## Task description
Extract all lines containing "December".

## Supplied material
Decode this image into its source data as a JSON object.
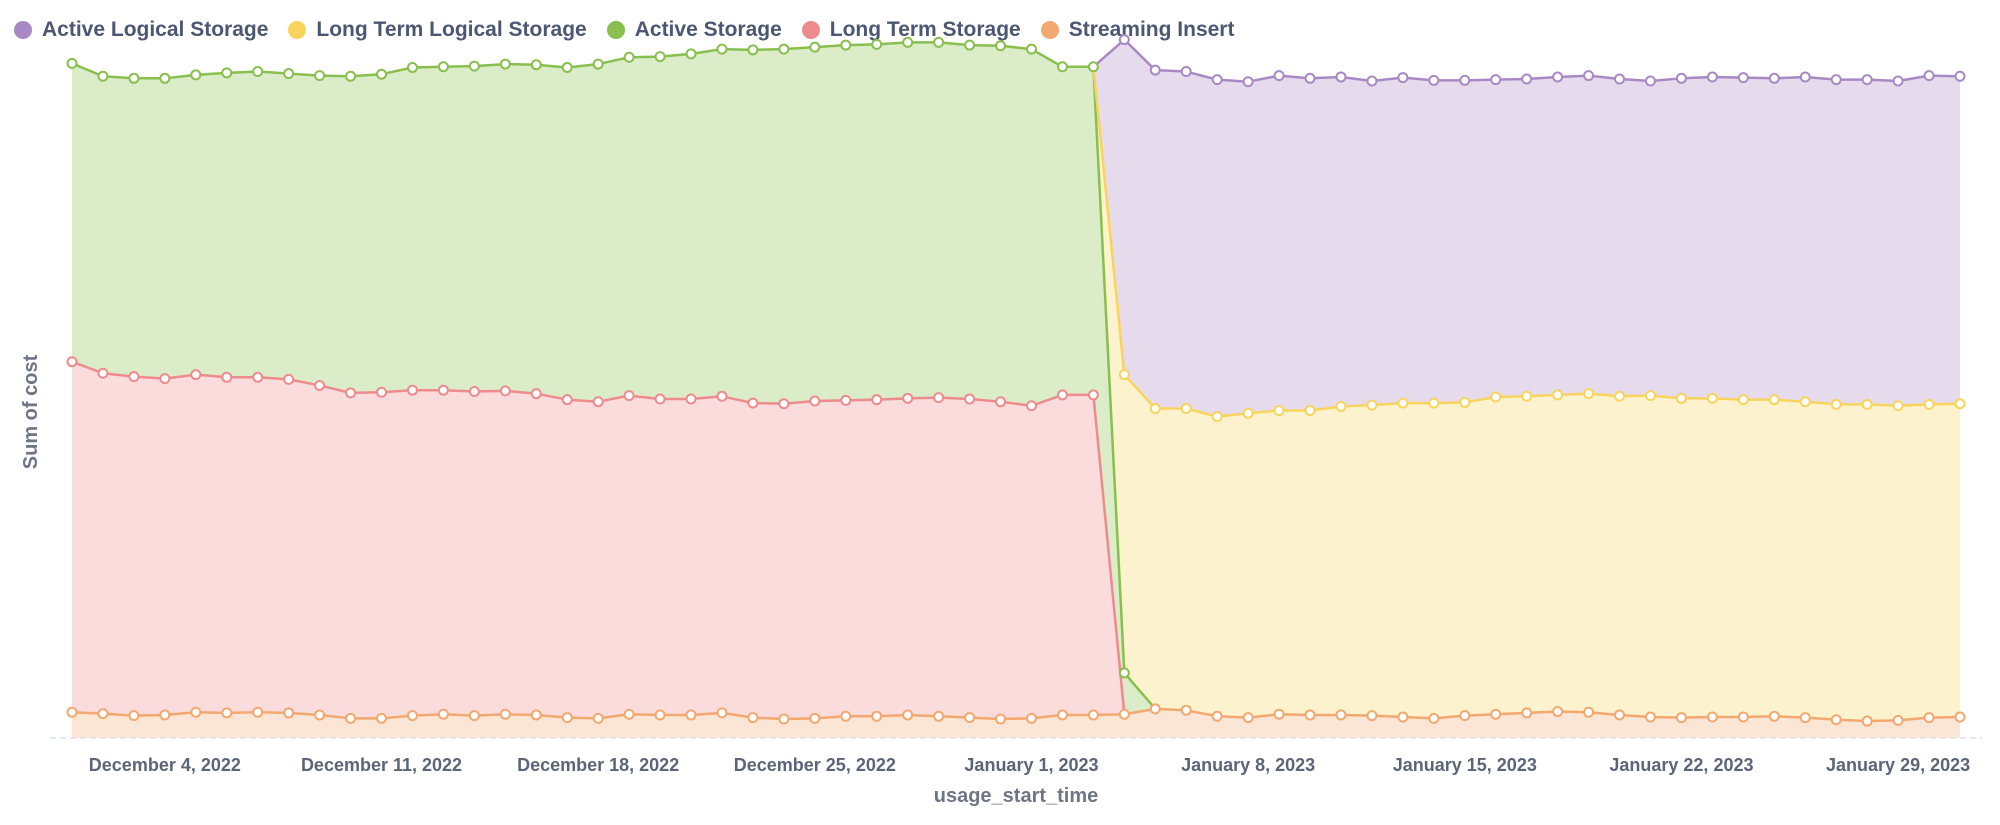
{
  "chart_data": {
    "type": "area",
    "stacked": true,
    "xlabel": "usage_start_time",
    "ylabel": "Sum of cost",
    "x_start": "2022-12-01",
    "x_step_days": 1,
    "x_ticks": [
      {
        "label": "December 4, 2022",
        "index": 3
      },
      {
        "label": "December 11, 2022",
        "index": 10
      },
      {
        "label": "December 18, 2022",
        "index": 17
      },
      {
        "label": "December 25, 2022",
        "index": 24
      },
      {
        "label": "January 1, 2023",
        "index": 31
      },
      {
        "label": "January 8, 2023",
        "index": 38
      },
      {
        "label": "January 15, 2023",
        "index": 45
      },
      {
        "label": "January 22, 2023",
        "index": 52
      },
      {
        "label": "January 29, 2023",
        "index": 59
      }
    ],
    "ylim": [
      0,
      1000
    ],
    "grid": false,
    "legend_position": "top-left",
    "series": [
      {
        "name": "Streaming Insert",
        "color": "#f2a86f",
        "values": [
          38,
          36,
          33,
          34,
          38,
          37,
          38,
          37,
          34,
          29,
          29,
          33,
          35,
          33,
          35,
          34,
          30,
          29,
          35,
          34,
          34,
          37,
          30,
          28,
          29,
          32,
          32,
          34,
          32,
          30,
          28,
          29,
          34,
          34,
          35,
          43,
          41,
          32,
          30,
          35,
          34,
          34,
          33,
          31,
          29,
          33,
          35,
          37,
          39,
          38,
          34,
          31,
          30,
          31,
          31,
          32,
          30,
          27,
          25,
          26,
          30,
          31
        ]
      },
      {
        "name": "Long Term Storage",
        "color": "#ed8b8d",
        "values": [
          517,
          502,
          500,
          496,
          498,
          495,
          494,
          492,
          486,
          480,
          481,
          480,
          478,
          478,
          477,
          474,
          469,
          467,
          470,
          466,
          466,
          467,
          464,
          465,
          468,
          466,
          467,
          467,
          470,
          470,
          468,
          461,
          472,
          472,
          0,
          0,
          0,
          0,
          0,
          0,
          0,
          0,
          0,
          0,
          0,
          0,
          0,
          0,
          0,
          0,
          0,
          0,
          0,
          0,
          0,
          0,
          0,
          0,
          0,
          0,
          0,
          0
        ]
      },
      {
        "name": "Active Storage",
        "color": "#88bf4d",
        "values": [
          440,
          438,
          440,
          443,
          442,
          449,
          451,
          451,
          457,
          467,
          469,
          476,
          477,
          480,
          482,
          485,
          490,
          498,
          499,
          505,
          509,
          512,
          521,
          523,
          522,
          524,
          524,
          525,
          524,
          522,
          525,
          526,
          484,
          484,
          61,
          0,
          0,
          0,
          0,
          0,
          0,
          0,
          0,
          0,
          0,
          0,
          0,
          0,
          0,
          0,
          0,
          0,
          0,
          0,
          0,
          0,
          0,
          0,
          0,
          0,
          0,
          0
        ]
      },
      {
        "name": "Long Term Logical Storage",
        "color": "#f9d45c",
        "values": [
          0,
          0,
          0,
          0,
          0,
          0,
          0,
          0,
          0,
          0,
          0,
          0,
          0,
          0,
          0,
          0,
          0,
          0,
          0,
          0,
          0,
          0,
          0,
          0,
          0,
          0,
          0,
          0,
          0,
          0,
          0,
          0,
          0,
          0,
          440,
          443,
          445,
          442,
          449,
          448,
          449,
          455,
          458,
          463,
          465,
          462,
          468,
          467,
          467,
          470,
          470,
          474,
          471,
          470,
          468,
          467,
          466,
          465,
          467,
          464,
          462,
          462
        ]
      },
      {
        "name": "Active Logical Storage",
        "color": "#a989c5",
        "values": [
          0,
          0,
          0,
          0,
          0,
          0,
          0,
          0,
          0,
          0,
          0,
          0,
          0,
          0,
          0,
          0,
          0,
          0,
          0,
          0,
          0,
          0,
          0,
          0,
          0,
          0,
          0,
          0,
          0,
          0,
          0,
          0,
          0,
          0,
          494,
          499,
          497,
          497,
          489,
          494,
          490,
          486,
          478,
          480,
          476,
          475,
          468,
          468,
          469,
          469,
          468,
          464,
          472,
          474,
          475,
          474,
          479,
          479,
          479,
          479,
          485,
          483
        ]
      }
    ]
  }
}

## Complete answer
        "label": "December 4, 2022",
        "label": "December 11, 2022",
        "label": "December 18, 2022",
        "label": "December 25, 2022",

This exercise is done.